Your task: Go through the listing below and list every line with "conc".

*** Supplied data Section Begins ***

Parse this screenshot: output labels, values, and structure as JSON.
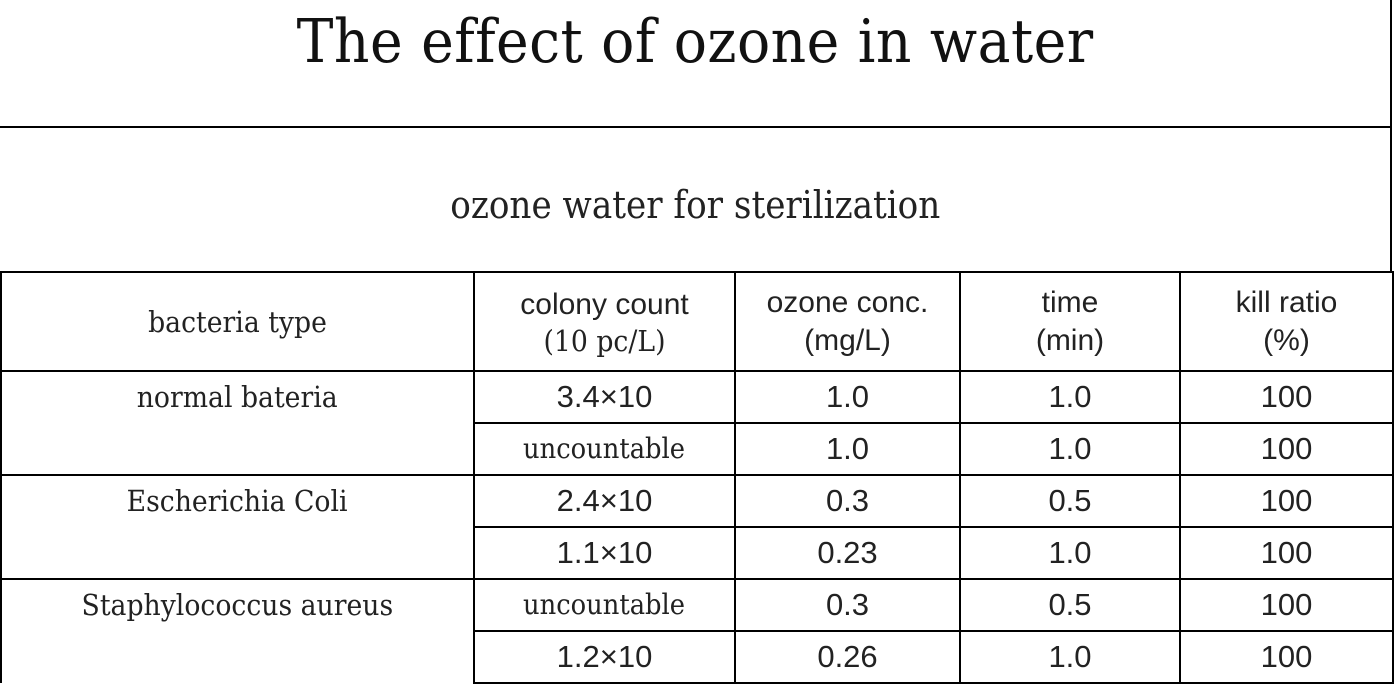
{
  "title": "The effect of ozone in water",
  "subtitle": "ozone water for sterilization",
  "table": {
    "headers": [
      {
        "line1": "bacteria type",
        "line2": ""
      },
      {
        "line1": "colony count",
        "line2": "(10 pc/L)"
      },
      {
        "line1": "ozone conc.",
        "line2": "(mg/L)"
      },
      {
        "line1": "time",
        "line2": "(min)"
      },
      {
        "line1": "kill ratio",
        "line2": "(%)"
      }
    ],
    "groups": [
      {
        "name": "normal bateria",
        "rows": [
          {
            "colony": "3.4×10",
            "conc": "1.0",
            "time": "1.0",
            "kill": "100"
          },
          {
            "colony": "uncountable",
            "conc": "1.0",
            "time": "1.0",
            "kill": "100"
          }
        ]
      },
      {
        "name": "Escherichia Coli",
        "rows": [
          {
            "colony": "2.4×10",
            "conc": "0.3",
            "time": "0.5",
            "kill": "100"
          },
          {
            "colony": "1.1×10",
            "conc": "0.23",
            "time": "1.0",
            "kill": "100"
          }
        ]
      },
      {
        "name": "Staphylococcus aureus",
        "rows": [
          {
            "colony": "uncountable",
            "conc": "0.3",
            "time": "0.5",
            "kill": "100"
          },
          {
            "colony": "1.2×10",
            "conc": "0.26",
            "time": "1.0",
            "kill": "100"
          }
        ]
      }
    ]
  }
}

*** Supplied data Section Ends ***

Result of the task:
        "line1": "ozone conc.",
            "conc": "1.0",
            "conc": "1.0",
            "conc": "0.3",
            "conc": "0.23",
            "conc": "0.3",
            "conc": "0.26",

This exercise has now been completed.